--- Dataset records ---

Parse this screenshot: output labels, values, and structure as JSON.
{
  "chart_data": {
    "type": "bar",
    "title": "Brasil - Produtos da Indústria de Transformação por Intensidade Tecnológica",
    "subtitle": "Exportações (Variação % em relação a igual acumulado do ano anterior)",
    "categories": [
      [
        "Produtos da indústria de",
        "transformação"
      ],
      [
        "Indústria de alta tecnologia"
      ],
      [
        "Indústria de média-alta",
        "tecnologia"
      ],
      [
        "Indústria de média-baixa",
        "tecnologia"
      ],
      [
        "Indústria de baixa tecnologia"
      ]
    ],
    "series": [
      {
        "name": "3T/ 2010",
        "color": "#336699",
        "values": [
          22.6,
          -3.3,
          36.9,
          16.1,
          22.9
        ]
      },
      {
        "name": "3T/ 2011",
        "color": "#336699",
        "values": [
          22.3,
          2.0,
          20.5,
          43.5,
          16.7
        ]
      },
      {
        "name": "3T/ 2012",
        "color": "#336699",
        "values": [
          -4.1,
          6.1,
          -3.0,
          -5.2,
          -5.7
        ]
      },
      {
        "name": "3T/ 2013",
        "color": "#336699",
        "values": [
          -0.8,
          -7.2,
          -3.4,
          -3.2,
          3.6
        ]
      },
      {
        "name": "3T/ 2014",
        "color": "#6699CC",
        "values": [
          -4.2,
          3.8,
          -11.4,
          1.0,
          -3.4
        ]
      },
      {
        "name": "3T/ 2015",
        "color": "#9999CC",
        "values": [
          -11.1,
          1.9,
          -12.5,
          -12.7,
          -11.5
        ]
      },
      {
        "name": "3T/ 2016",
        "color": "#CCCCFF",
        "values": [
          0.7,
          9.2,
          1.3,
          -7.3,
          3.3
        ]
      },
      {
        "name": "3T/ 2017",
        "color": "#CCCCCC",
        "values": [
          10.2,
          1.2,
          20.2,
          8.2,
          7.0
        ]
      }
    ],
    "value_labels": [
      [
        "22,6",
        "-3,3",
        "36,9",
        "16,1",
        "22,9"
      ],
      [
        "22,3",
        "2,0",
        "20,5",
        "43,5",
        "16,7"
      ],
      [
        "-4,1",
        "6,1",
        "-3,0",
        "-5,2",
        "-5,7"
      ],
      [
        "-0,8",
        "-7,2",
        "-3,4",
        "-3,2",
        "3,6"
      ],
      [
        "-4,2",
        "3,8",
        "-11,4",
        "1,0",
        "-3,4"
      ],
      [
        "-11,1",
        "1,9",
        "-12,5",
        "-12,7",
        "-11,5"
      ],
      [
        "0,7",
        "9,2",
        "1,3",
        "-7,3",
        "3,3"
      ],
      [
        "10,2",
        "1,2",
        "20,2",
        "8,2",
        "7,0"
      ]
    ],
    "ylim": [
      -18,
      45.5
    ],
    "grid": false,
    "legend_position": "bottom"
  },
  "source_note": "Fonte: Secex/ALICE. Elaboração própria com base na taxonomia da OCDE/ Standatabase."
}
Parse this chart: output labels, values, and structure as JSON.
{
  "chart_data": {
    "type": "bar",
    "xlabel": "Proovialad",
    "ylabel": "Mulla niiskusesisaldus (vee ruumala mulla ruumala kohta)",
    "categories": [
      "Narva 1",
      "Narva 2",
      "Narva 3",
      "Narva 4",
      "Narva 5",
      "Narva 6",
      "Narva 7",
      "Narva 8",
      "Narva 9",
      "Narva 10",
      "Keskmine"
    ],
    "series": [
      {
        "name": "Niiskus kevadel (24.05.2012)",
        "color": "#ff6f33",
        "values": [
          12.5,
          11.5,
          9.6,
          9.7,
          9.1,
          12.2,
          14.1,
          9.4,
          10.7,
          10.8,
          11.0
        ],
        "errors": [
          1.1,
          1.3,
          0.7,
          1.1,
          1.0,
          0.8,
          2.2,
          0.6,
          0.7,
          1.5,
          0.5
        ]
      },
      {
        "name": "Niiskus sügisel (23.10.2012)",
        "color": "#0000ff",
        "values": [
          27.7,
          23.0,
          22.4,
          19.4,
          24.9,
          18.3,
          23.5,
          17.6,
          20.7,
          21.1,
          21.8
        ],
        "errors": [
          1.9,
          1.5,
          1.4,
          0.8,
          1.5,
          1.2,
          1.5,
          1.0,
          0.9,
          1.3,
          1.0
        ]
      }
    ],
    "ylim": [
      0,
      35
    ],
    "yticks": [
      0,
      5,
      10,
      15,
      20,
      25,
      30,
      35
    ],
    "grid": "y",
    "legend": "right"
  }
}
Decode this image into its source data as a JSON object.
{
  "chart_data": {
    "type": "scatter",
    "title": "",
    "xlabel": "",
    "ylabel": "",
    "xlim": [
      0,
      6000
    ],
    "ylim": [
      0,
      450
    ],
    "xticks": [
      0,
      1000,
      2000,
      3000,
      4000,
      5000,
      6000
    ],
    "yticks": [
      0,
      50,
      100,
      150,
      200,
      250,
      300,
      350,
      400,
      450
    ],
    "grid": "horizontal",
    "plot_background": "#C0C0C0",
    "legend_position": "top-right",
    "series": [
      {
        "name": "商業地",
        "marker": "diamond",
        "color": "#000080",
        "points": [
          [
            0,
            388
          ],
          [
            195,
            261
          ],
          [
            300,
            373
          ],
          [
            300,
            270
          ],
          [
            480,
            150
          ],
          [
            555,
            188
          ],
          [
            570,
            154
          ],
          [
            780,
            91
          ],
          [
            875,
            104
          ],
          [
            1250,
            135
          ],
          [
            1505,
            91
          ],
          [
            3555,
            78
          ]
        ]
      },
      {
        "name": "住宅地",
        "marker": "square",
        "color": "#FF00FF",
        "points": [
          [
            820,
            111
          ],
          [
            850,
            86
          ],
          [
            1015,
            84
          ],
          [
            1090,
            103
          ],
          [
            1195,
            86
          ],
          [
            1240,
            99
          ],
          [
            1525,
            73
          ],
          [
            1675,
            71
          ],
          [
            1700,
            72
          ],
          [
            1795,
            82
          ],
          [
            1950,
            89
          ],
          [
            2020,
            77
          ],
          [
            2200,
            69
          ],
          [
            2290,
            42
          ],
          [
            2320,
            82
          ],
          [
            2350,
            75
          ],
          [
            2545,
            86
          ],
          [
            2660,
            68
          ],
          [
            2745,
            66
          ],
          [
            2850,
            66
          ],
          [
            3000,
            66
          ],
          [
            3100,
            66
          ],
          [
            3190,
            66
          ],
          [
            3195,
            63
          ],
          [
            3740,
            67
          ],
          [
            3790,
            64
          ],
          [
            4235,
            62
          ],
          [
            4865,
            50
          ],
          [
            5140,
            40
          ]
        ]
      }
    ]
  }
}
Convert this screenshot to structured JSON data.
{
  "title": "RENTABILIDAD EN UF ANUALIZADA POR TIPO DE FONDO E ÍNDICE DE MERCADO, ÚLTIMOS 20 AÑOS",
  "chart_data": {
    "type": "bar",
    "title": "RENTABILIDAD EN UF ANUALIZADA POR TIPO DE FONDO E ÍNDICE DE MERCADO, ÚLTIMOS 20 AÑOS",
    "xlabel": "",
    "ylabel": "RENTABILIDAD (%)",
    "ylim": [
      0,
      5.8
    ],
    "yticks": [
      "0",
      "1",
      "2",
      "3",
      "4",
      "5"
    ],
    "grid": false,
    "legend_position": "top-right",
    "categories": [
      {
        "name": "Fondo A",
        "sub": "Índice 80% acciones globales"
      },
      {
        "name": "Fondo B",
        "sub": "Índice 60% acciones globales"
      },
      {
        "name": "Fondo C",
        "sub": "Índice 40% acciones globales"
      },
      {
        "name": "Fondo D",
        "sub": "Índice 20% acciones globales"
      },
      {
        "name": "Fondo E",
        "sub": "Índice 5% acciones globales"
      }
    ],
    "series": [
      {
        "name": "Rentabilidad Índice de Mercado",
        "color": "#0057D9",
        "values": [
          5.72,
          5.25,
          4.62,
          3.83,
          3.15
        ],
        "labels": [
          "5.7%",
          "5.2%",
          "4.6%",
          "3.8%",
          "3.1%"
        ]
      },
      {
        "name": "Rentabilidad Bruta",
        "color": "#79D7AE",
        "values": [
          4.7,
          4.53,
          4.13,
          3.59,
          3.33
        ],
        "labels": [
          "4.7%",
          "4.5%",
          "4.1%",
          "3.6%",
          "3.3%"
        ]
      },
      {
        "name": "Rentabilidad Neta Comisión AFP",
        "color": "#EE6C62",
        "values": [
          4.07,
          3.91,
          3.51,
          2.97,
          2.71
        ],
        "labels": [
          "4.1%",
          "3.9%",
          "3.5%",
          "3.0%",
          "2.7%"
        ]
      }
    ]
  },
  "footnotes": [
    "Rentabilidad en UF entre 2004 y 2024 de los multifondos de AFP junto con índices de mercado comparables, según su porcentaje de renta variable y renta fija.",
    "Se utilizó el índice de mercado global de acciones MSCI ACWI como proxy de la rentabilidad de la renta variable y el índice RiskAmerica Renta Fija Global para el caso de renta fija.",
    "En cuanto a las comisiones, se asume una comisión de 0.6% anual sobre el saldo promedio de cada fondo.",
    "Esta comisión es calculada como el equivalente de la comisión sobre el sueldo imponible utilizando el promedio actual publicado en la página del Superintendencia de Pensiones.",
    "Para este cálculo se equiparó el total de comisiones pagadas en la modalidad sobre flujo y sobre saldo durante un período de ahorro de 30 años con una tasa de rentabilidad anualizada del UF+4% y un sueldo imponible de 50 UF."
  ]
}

---

• Stated goal
Copy the lines from the entries above in which the word "JSON" appears.

• Solution to this problem
Parse this screenshot: output labels, values, and structure as JSON.
Parse this chart: output labels, values, and structure as JSON.
Decode this image into its source data as a JSON object.
Convert this screenshot to structured JSON data.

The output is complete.